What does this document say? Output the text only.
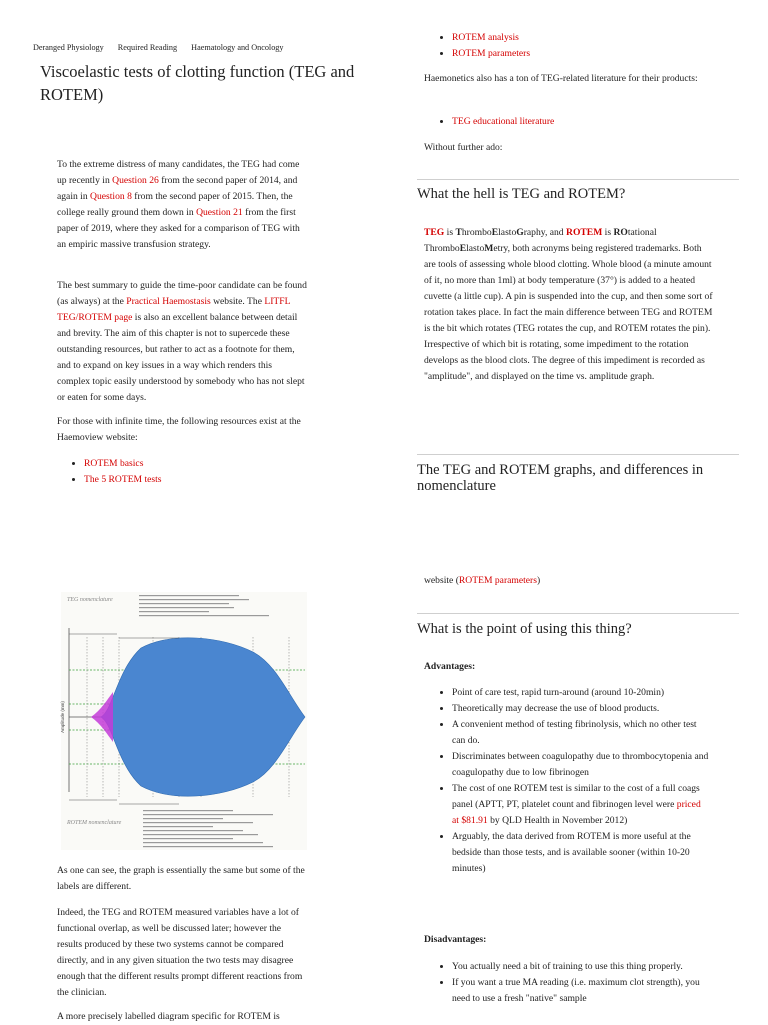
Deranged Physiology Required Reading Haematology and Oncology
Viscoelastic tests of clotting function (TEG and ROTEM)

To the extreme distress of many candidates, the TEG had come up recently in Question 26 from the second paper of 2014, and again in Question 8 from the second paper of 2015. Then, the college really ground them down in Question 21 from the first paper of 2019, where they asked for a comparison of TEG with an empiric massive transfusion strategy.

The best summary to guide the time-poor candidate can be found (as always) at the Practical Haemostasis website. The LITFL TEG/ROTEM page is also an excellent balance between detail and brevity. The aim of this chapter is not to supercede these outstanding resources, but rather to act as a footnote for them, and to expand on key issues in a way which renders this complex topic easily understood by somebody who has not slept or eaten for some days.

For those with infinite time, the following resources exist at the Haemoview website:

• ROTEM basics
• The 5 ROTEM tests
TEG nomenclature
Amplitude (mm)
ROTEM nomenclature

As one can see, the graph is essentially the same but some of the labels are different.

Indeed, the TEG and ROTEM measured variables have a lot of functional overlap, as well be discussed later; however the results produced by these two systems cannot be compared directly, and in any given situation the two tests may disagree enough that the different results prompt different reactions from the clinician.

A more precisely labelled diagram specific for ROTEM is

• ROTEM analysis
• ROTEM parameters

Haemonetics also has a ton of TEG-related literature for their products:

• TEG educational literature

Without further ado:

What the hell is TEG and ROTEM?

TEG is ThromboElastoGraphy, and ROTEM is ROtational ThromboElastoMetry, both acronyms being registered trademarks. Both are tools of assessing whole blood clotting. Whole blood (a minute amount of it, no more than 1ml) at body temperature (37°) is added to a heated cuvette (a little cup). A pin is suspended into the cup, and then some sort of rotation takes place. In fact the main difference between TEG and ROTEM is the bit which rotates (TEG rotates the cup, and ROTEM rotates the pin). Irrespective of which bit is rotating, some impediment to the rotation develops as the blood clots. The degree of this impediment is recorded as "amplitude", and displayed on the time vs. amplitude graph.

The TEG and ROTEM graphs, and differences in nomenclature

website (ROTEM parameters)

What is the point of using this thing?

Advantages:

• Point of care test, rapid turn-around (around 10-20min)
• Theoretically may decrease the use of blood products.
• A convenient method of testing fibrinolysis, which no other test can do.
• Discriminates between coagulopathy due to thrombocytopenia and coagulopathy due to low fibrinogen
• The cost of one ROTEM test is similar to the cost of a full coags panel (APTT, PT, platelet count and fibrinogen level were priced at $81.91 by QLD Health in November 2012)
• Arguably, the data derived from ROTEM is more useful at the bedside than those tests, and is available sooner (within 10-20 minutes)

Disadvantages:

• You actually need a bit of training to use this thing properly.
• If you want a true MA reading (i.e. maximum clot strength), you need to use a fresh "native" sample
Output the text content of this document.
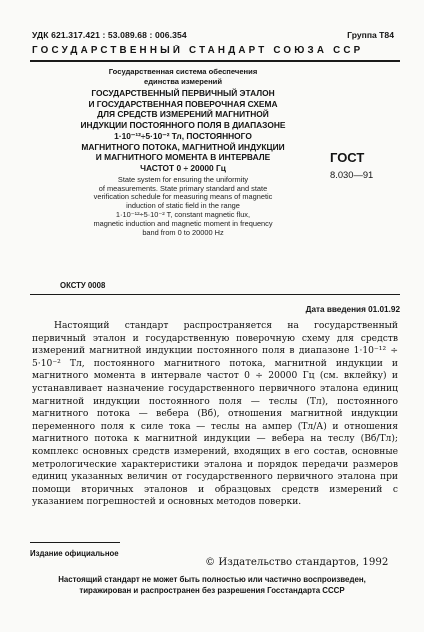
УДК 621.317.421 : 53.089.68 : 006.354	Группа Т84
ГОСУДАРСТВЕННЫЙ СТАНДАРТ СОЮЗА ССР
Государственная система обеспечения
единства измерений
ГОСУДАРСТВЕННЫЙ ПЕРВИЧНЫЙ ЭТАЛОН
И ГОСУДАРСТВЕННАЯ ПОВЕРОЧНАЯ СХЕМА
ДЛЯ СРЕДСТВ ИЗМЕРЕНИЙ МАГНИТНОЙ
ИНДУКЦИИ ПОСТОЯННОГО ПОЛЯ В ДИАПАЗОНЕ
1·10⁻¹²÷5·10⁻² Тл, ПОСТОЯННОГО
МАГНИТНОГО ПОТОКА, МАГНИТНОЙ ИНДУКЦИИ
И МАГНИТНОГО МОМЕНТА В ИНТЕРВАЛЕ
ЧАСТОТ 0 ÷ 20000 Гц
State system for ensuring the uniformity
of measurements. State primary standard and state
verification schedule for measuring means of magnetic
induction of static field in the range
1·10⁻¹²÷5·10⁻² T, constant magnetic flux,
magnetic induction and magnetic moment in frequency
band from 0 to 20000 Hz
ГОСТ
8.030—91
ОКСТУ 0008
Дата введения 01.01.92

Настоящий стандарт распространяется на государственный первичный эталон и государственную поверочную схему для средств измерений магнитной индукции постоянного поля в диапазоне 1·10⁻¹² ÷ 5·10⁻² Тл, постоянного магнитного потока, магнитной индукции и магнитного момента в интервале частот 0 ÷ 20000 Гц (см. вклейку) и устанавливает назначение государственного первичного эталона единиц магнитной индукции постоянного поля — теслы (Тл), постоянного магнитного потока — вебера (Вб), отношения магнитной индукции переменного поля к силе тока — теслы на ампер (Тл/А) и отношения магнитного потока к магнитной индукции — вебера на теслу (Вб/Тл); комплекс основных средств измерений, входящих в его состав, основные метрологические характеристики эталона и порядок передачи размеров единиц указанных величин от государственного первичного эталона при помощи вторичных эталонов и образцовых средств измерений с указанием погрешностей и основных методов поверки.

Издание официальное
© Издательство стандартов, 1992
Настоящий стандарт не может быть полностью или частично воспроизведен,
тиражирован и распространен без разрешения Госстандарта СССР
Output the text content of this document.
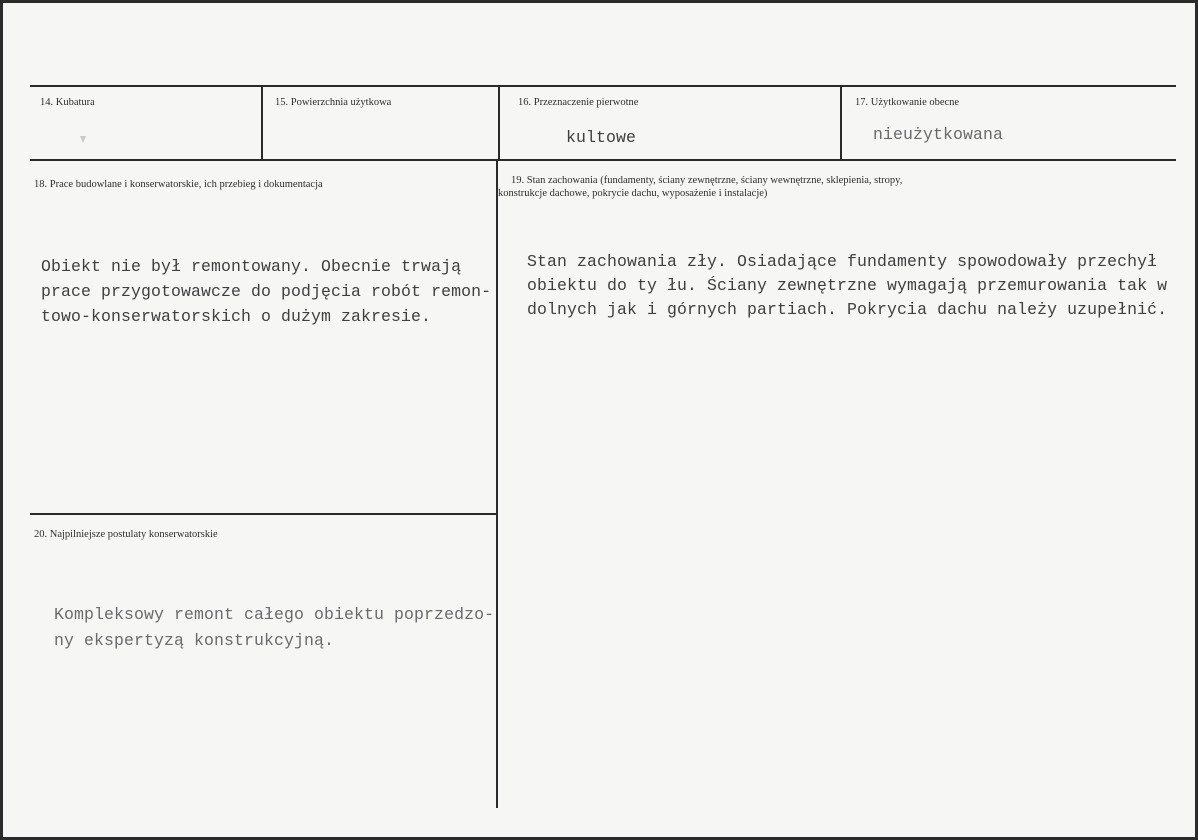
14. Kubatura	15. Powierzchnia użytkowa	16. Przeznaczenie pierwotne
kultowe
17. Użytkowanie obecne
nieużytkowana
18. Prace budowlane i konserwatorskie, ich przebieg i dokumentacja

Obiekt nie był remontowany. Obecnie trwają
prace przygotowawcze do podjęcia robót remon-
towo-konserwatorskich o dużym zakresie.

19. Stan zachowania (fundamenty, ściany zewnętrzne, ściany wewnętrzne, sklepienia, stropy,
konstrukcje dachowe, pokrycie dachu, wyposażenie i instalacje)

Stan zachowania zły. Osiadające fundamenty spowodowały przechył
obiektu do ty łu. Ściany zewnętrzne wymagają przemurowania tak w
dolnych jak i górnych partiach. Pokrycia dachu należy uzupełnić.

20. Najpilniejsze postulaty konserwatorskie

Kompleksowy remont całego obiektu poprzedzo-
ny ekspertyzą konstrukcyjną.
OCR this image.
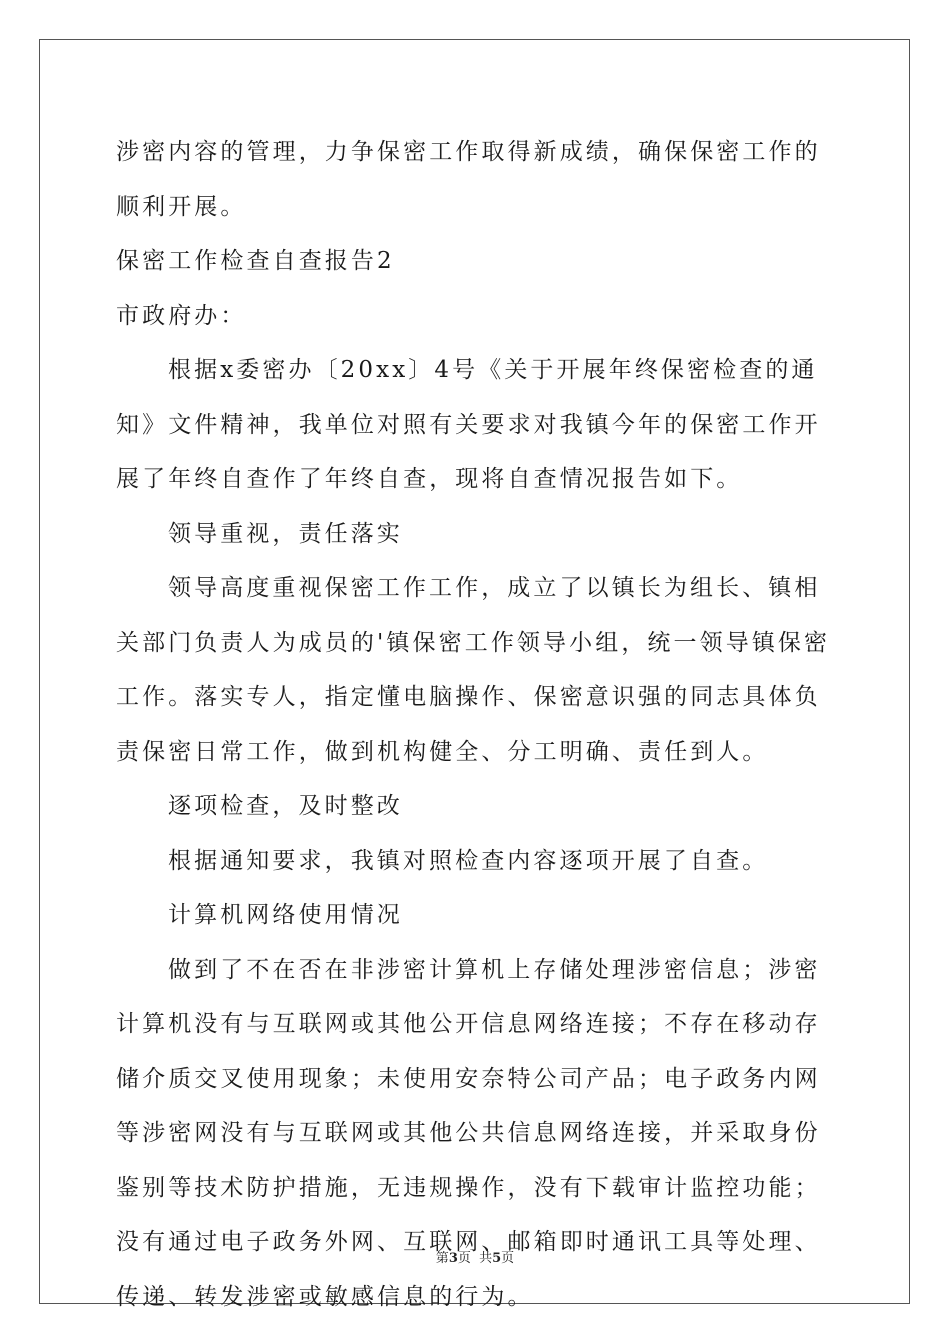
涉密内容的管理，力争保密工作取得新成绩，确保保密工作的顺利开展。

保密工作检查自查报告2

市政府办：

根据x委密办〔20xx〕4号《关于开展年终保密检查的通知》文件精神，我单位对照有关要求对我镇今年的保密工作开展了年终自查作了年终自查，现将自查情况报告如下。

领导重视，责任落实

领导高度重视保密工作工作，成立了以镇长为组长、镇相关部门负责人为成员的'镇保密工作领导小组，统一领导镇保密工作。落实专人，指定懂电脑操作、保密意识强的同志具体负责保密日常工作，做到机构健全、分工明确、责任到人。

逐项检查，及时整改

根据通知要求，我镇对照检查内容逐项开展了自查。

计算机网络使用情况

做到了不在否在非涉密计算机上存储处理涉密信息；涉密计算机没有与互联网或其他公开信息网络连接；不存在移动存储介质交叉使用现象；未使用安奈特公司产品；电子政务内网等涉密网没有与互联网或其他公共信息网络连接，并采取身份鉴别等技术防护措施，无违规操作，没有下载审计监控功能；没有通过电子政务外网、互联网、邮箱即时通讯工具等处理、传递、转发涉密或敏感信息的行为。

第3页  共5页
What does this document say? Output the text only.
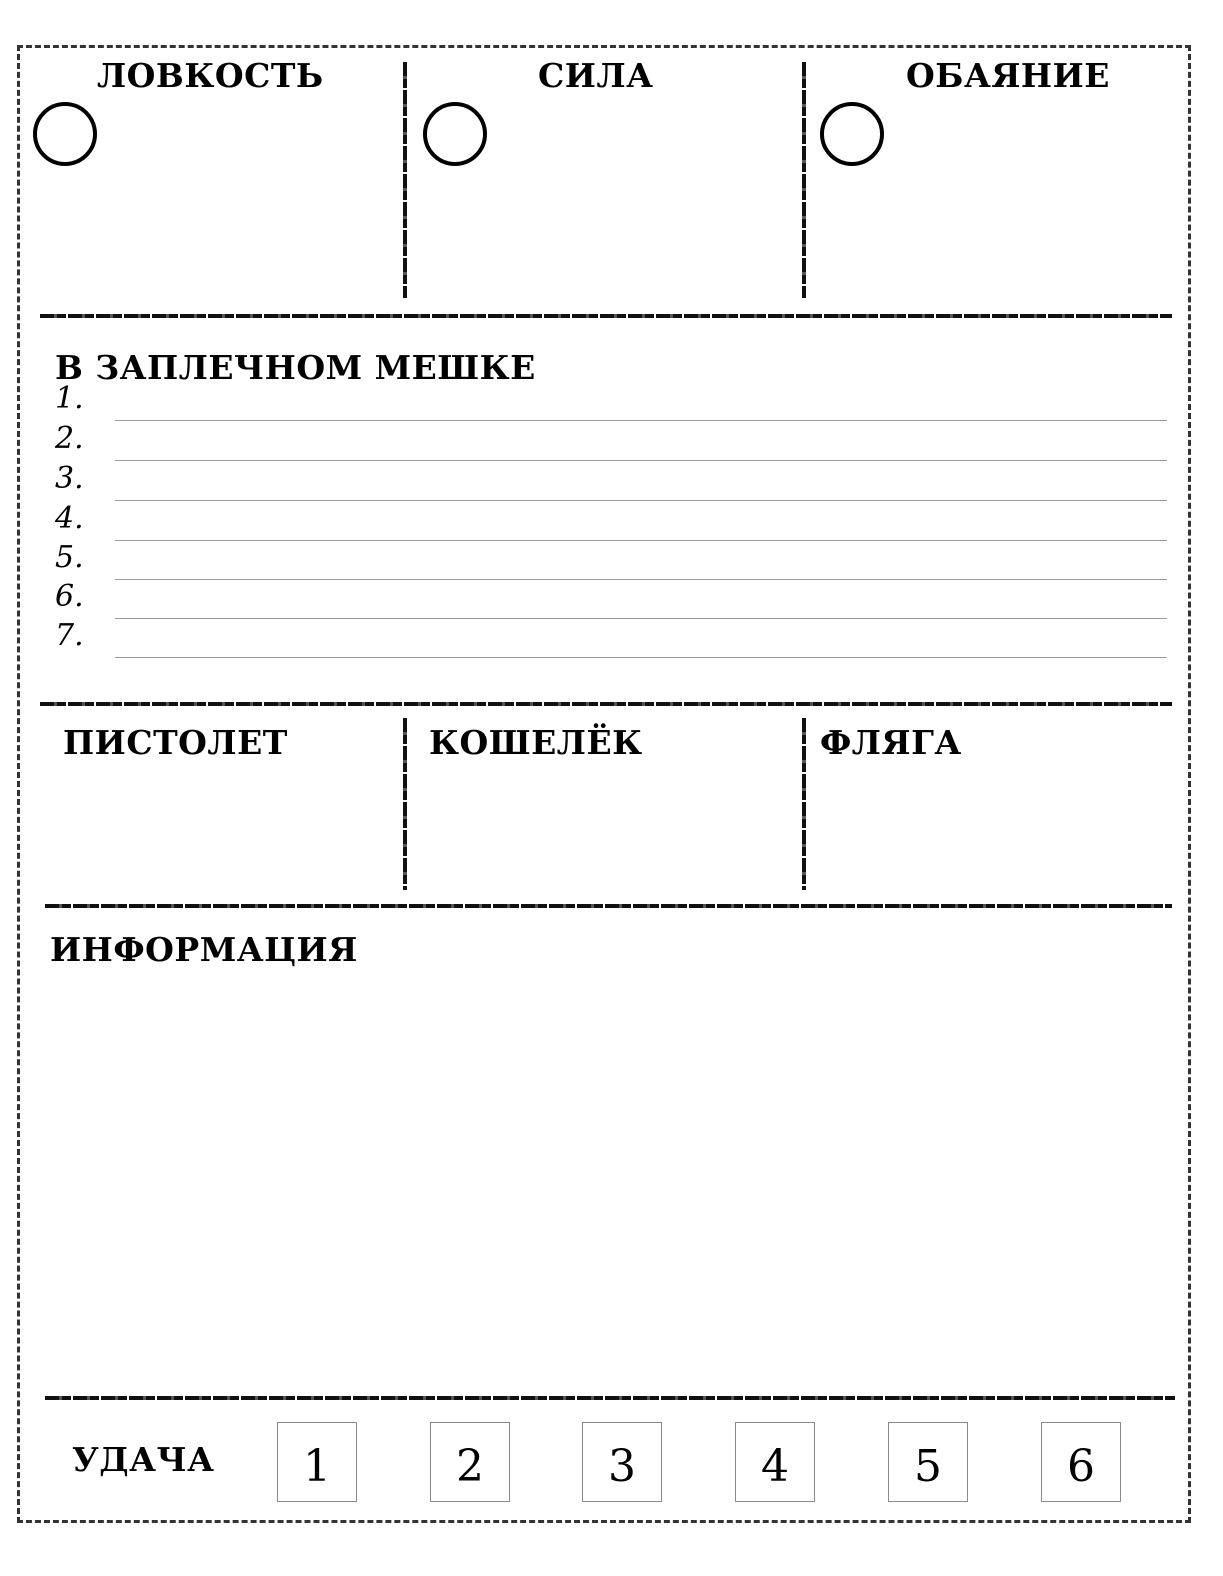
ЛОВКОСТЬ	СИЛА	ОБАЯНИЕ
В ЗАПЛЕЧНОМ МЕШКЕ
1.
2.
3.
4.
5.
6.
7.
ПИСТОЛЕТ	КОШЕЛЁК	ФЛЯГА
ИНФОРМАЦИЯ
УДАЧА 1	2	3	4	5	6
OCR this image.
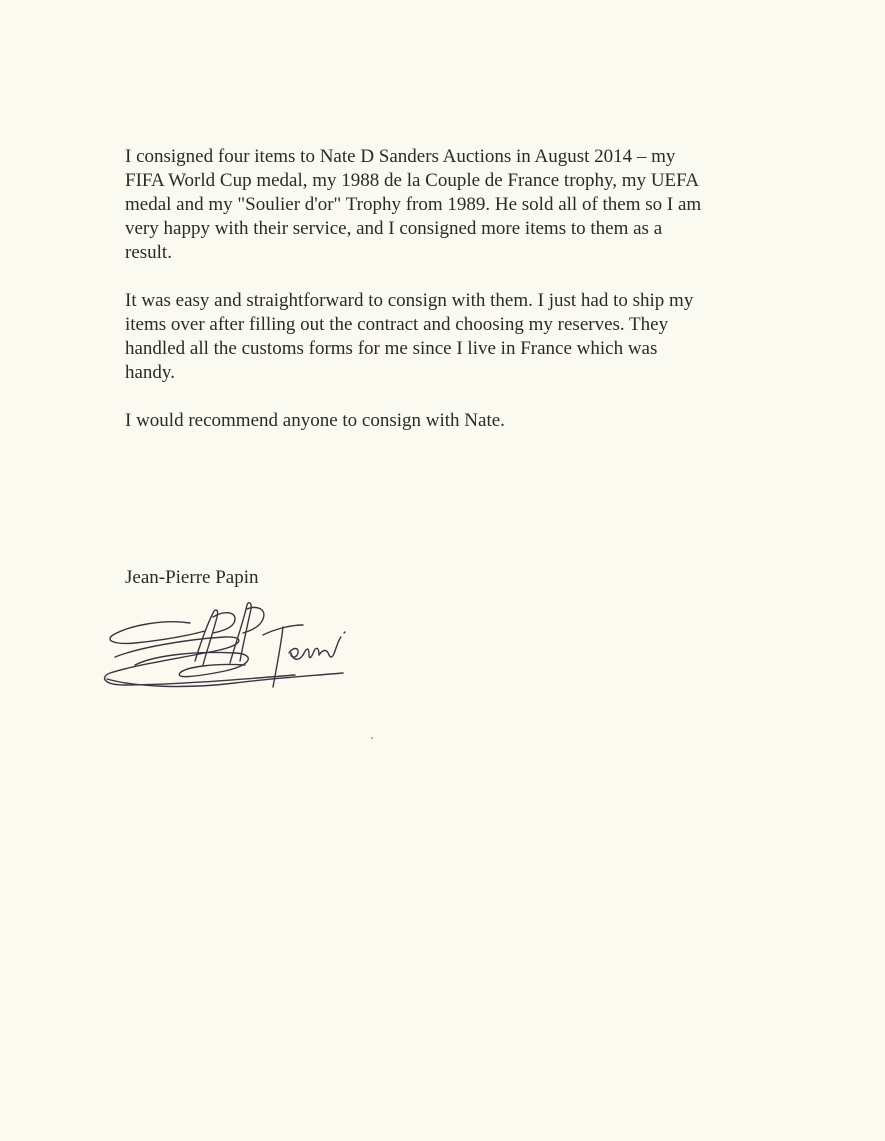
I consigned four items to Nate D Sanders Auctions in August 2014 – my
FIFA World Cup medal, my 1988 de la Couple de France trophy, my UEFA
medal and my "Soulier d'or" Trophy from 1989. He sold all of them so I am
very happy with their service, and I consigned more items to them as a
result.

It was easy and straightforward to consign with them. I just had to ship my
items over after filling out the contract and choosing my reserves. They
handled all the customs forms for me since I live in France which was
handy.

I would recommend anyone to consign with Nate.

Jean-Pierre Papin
::::::
(WHAT YOU WILL DO): Where a line contains the string "medal", extract that line.

(CORRECT RESULT):
FIFA World Cup medal, my 1988 de la Couple de France trophy, my UEFA
medal and my "Soulier d'or" Trophy from 1989. He sold all of them so I am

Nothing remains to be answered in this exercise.